◆ **Problem**: The lines to be copied are those below that contain "testing".

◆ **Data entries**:
⟨

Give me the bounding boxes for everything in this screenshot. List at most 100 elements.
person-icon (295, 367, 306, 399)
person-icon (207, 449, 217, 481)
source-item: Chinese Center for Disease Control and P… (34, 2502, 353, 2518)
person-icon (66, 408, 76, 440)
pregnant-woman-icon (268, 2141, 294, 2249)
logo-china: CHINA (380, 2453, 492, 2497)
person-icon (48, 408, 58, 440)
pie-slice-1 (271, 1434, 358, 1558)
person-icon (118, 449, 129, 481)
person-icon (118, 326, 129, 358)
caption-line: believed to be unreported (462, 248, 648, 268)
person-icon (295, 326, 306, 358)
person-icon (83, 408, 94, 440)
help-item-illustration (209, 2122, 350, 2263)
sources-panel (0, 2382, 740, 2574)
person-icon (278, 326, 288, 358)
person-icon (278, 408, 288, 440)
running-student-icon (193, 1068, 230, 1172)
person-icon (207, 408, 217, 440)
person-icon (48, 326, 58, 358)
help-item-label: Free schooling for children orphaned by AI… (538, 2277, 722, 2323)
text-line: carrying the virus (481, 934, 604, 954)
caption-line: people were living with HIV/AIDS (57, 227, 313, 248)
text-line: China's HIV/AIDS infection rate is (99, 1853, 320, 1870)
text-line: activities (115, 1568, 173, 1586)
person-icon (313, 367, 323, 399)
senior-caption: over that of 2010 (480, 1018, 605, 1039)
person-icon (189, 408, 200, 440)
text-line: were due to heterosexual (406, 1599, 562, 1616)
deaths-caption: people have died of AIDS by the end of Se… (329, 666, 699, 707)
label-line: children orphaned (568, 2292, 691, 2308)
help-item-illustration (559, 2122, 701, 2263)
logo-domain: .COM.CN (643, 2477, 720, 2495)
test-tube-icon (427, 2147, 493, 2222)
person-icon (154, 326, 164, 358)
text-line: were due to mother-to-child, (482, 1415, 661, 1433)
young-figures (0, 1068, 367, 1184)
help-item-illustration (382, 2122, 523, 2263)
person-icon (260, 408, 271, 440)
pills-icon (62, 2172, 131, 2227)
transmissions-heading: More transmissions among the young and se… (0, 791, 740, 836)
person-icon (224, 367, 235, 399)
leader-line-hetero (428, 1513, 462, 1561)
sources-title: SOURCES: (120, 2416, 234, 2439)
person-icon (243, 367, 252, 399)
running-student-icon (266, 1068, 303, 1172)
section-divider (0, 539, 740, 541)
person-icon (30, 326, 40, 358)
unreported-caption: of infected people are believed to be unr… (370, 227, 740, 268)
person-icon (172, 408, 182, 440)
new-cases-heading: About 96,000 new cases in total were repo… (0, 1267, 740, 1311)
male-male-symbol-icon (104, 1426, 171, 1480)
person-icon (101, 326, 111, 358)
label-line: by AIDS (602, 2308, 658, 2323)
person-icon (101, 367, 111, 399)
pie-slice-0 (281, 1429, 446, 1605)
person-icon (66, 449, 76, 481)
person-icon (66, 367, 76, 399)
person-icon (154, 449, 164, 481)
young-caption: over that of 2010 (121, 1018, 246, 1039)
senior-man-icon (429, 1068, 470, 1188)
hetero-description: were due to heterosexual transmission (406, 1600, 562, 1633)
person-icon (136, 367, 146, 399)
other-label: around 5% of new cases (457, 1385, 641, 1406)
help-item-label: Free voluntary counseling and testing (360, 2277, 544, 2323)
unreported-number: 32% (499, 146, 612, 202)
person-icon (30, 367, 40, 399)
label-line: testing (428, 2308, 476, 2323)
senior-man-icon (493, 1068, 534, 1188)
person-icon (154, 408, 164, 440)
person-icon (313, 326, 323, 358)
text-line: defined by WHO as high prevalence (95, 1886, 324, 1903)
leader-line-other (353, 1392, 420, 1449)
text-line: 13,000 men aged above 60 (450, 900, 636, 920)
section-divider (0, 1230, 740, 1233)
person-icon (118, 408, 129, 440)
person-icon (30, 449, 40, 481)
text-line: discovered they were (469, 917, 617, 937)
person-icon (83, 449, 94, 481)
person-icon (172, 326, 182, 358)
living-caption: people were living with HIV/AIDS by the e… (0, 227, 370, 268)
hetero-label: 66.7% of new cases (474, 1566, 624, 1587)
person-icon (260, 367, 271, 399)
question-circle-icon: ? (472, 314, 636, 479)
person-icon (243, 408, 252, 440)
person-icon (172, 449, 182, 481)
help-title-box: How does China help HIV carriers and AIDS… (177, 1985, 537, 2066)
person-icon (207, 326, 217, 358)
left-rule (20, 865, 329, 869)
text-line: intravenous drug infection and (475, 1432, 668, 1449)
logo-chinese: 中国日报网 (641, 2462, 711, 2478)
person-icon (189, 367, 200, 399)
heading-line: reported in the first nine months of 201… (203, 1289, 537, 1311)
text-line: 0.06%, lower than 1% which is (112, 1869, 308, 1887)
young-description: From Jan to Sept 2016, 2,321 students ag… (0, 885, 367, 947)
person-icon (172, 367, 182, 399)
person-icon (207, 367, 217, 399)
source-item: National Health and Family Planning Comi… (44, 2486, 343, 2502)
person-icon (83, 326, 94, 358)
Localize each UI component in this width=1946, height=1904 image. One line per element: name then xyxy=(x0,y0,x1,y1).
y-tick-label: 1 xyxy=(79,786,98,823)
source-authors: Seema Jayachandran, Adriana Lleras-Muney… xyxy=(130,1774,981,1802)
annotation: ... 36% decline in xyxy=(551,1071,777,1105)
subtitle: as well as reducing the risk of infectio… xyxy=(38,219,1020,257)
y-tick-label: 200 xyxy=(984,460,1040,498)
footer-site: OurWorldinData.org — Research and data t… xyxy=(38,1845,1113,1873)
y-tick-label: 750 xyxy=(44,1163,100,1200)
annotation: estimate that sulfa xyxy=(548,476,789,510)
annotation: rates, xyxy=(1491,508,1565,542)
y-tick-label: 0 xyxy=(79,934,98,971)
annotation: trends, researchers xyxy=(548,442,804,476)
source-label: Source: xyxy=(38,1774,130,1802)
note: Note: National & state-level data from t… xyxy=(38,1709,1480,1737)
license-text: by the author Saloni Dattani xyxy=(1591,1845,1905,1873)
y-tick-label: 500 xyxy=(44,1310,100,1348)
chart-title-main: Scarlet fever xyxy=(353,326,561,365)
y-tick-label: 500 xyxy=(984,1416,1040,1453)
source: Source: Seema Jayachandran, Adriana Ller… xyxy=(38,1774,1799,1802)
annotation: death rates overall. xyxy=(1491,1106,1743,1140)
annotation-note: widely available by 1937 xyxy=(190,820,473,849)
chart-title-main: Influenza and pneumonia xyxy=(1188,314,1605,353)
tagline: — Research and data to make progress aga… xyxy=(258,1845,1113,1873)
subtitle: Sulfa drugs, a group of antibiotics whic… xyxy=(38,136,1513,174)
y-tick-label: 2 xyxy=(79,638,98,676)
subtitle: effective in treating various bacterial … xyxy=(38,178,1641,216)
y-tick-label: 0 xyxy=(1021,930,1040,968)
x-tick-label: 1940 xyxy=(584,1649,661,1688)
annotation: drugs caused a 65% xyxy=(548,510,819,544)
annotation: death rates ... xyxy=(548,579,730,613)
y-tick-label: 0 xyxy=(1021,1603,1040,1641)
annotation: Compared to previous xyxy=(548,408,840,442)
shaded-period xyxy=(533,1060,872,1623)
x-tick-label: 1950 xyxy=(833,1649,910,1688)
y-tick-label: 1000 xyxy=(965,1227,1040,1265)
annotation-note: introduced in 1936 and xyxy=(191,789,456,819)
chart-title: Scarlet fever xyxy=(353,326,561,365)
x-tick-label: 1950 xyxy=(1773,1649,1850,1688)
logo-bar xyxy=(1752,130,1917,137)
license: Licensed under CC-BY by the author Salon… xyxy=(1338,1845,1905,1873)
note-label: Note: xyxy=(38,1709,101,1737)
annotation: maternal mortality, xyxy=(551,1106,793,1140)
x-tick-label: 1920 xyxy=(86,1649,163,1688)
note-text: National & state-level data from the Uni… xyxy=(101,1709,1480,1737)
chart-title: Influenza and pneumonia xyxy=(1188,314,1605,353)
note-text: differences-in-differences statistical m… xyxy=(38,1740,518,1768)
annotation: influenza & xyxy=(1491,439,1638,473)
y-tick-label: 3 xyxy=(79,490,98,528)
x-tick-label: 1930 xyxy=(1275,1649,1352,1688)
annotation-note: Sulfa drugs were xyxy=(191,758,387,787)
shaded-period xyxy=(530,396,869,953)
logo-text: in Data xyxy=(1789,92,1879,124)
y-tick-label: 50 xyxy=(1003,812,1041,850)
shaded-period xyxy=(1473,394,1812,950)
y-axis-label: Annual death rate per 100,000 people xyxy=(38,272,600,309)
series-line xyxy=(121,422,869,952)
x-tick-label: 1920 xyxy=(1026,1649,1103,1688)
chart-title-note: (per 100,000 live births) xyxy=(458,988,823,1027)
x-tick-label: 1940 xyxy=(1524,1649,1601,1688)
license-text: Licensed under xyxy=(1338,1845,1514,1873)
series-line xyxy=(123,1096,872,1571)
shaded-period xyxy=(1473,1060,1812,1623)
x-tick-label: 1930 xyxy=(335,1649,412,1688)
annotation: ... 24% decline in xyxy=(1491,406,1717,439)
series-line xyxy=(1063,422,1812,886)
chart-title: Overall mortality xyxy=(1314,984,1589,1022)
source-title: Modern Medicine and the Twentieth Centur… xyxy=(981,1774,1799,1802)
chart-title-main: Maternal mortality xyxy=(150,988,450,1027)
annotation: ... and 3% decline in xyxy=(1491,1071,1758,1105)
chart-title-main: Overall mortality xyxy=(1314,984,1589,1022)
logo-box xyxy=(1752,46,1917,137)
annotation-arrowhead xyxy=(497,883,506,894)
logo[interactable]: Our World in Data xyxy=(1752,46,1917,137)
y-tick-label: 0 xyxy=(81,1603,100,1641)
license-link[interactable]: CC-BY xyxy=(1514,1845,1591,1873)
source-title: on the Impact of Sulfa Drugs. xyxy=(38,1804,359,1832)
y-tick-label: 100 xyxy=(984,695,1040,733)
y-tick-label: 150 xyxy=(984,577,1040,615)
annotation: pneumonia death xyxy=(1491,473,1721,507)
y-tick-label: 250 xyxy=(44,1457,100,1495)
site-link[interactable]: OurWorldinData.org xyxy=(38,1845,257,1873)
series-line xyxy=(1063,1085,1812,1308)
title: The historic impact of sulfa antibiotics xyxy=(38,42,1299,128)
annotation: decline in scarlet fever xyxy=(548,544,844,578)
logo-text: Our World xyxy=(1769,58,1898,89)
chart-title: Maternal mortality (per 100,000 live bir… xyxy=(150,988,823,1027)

⟩

◆ **Response below**:
help-item-label: Free voluntary counseling and testing (360, 2277, 544, 2323)
label-line: testing (428, 2308, 476, 2323)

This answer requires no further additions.